--- Task inputs ---
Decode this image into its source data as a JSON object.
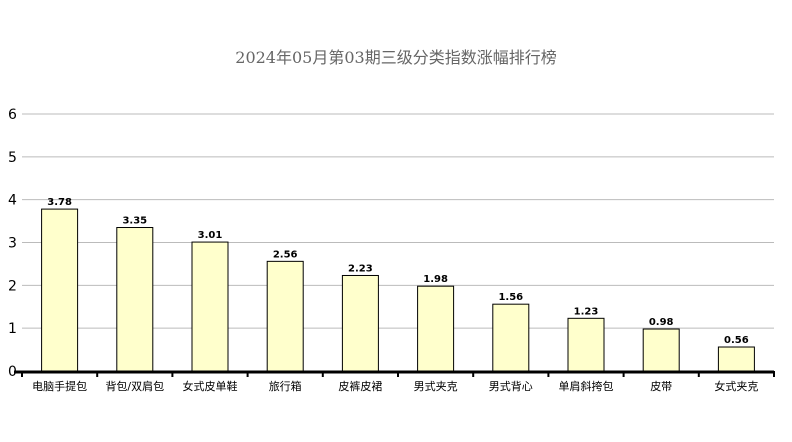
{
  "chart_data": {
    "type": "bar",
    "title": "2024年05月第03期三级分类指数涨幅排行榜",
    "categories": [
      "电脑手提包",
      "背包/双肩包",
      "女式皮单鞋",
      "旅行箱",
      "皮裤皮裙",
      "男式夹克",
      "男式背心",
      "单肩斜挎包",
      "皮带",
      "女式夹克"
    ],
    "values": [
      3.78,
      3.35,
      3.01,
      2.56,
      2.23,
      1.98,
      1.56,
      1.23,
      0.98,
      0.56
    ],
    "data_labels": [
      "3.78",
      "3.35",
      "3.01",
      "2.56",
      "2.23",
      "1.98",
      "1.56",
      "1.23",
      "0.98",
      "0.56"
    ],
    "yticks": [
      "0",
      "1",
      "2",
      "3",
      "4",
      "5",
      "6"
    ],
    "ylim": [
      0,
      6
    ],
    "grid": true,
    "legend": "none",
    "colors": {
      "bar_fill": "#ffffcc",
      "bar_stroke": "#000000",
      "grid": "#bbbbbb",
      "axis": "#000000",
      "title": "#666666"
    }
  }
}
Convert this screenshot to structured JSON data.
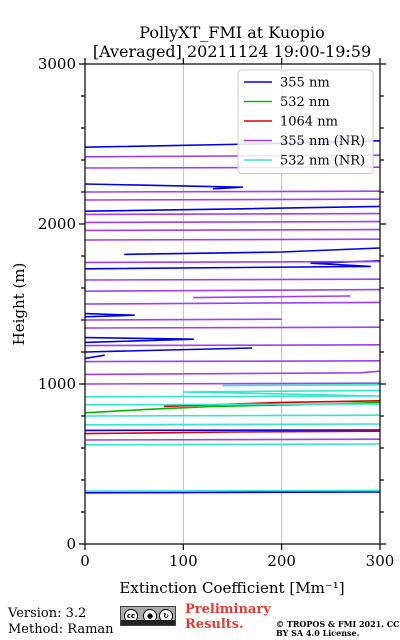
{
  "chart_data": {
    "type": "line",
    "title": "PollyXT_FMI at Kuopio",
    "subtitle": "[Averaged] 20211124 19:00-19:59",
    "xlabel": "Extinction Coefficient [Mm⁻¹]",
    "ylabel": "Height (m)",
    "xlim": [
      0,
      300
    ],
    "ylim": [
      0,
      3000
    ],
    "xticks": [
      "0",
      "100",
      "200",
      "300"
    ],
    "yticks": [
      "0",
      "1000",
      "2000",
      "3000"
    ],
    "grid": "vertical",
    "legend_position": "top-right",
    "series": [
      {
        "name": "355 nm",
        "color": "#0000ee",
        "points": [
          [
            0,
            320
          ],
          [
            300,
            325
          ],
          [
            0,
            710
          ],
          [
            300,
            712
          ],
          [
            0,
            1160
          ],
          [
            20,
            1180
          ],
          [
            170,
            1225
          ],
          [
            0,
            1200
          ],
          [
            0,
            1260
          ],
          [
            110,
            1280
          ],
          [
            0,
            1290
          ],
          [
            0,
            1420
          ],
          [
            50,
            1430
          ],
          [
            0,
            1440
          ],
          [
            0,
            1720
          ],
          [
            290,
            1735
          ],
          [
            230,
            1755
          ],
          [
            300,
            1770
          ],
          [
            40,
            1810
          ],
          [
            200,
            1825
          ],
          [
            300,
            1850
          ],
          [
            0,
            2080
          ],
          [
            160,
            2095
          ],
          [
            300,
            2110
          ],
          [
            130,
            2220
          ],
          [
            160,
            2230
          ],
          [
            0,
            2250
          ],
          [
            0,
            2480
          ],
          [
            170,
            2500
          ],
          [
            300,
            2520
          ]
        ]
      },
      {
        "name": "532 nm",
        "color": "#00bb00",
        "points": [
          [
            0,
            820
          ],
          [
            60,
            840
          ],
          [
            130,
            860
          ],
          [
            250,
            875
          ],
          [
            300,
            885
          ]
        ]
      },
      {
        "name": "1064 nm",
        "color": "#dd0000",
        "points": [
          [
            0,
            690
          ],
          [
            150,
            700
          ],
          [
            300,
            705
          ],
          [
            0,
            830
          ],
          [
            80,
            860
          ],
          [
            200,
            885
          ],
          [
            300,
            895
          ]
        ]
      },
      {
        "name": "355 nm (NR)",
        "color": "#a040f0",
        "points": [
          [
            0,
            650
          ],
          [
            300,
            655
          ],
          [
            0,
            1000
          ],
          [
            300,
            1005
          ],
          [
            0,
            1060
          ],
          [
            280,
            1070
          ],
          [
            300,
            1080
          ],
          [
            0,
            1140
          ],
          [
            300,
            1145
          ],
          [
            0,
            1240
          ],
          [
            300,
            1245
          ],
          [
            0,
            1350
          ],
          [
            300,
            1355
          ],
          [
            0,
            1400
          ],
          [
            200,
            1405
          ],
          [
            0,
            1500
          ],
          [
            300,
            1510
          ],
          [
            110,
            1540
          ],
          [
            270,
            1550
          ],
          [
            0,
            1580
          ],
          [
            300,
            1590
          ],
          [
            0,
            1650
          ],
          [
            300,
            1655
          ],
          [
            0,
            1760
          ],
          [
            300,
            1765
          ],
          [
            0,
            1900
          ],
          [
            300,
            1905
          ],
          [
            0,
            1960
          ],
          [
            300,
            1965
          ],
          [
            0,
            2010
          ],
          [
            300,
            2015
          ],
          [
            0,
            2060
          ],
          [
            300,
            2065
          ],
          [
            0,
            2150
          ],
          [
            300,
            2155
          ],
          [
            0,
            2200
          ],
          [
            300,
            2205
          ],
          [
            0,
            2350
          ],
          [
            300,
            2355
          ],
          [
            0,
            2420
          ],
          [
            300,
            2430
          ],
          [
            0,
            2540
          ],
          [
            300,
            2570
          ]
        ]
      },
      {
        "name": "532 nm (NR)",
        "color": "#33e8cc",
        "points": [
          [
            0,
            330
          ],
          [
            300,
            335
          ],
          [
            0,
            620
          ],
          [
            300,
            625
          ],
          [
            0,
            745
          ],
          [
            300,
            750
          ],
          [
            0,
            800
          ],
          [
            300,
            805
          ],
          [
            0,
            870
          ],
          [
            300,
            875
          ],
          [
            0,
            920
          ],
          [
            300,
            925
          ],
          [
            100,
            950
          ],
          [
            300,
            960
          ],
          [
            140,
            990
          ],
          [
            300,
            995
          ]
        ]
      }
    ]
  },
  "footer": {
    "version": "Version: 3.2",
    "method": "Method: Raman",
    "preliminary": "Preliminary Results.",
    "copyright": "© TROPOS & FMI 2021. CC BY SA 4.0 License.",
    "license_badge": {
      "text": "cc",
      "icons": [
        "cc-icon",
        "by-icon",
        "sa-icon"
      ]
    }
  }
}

==

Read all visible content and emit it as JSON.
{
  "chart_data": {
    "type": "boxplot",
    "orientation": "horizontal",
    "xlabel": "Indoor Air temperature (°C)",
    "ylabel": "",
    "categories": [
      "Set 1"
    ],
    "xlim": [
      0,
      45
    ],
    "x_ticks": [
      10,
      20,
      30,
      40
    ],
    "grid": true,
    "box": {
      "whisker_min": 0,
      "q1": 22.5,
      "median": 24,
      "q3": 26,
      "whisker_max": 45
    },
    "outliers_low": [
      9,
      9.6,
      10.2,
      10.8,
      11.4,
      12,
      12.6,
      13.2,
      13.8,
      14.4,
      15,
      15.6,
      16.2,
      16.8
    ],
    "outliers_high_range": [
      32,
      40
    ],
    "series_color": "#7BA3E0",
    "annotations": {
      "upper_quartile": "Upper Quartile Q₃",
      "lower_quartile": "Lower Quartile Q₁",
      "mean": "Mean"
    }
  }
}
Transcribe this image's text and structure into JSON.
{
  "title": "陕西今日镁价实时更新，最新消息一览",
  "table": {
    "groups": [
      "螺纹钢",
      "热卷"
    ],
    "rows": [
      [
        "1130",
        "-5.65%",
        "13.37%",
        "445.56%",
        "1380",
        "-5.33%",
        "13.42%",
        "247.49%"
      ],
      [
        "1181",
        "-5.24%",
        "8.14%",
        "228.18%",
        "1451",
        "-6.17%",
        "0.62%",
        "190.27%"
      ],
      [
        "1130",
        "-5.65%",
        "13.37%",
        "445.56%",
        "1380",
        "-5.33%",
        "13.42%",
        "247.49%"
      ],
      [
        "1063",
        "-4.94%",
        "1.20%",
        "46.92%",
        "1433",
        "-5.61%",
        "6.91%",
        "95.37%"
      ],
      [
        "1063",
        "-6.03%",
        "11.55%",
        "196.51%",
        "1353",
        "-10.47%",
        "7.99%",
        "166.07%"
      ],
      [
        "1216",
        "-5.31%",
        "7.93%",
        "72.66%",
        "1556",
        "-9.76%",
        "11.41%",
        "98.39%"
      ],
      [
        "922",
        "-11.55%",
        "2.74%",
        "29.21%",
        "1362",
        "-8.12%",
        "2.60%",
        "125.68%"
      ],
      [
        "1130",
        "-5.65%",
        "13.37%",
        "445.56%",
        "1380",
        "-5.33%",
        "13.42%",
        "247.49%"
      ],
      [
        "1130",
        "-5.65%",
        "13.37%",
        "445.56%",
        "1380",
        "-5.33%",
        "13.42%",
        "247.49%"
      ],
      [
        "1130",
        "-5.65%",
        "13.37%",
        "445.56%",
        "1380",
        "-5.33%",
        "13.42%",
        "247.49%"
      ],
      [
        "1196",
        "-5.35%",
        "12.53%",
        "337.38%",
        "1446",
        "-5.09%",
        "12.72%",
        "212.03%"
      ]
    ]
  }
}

--- Set problem ---
Determine how many lines include the string "this". Give no answer but the number.

--- Complete response ---
3